**Stored rows**
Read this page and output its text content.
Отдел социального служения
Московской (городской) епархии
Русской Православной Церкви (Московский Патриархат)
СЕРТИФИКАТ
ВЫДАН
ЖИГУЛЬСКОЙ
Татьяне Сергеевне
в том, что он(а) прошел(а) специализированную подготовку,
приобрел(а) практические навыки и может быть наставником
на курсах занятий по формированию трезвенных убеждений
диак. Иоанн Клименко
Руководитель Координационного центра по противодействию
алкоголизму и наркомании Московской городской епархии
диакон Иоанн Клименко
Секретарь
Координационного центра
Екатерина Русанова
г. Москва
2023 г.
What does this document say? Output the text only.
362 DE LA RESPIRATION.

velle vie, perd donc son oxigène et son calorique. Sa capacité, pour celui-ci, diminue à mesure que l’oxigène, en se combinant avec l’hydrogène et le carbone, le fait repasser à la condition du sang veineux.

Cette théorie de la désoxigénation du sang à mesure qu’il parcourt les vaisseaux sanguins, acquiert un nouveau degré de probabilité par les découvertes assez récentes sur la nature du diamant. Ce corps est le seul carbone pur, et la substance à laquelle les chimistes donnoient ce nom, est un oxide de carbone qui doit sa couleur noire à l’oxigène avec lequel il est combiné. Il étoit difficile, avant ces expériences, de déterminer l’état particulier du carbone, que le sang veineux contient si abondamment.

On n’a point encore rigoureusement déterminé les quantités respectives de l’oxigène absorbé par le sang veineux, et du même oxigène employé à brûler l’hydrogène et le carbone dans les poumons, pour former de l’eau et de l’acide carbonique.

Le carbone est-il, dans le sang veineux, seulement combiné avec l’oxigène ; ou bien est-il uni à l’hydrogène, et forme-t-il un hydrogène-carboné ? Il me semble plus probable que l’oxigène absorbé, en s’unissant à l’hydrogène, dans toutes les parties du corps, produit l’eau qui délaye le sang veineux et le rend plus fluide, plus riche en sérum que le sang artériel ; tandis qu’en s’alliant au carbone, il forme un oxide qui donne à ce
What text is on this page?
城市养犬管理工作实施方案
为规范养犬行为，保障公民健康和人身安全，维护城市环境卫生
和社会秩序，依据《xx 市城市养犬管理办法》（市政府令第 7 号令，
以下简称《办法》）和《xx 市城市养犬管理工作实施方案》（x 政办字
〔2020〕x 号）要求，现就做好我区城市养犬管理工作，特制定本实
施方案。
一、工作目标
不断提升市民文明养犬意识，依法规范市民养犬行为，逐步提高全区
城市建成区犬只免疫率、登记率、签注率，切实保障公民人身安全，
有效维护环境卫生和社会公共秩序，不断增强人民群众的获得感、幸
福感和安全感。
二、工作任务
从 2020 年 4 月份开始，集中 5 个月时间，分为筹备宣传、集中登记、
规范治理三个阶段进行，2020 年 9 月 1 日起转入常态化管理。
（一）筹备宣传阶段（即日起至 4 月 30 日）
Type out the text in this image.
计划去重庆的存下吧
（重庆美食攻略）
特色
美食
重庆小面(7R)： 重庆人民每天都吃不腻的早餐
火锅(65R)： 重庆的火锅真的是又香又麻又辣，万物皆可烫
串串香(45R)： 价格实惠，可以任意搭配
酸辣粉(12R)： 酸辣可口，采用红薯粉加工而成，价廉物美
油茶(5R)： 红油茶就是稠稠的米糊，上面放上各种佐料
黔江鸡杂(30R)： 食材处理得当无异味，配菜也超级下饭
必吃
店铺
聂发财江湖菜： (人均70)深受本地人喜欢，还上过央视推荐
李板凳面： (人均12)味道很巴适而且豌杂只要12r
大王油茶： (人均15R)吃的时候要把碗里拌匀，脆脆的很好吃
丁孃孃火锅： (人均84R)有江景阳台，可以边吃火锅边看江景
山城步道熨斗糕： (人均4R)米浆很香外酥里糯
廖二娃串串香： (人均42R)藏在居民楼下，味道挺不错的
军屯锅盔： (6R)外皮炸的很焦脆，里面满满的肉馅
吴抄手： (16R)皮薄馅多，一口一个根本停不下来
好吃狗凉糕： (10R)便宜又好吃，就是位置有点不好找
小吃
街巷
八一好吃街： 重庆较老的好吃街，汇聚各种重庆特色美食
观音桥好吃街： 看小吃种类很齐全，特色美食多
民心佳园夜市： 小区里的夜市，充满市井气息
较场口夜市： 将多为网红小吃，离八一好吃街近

**What you should do**
Check every line for "page" and show the ones that have it.

**Solution**
Read this page and output its text content.
What text is on this page?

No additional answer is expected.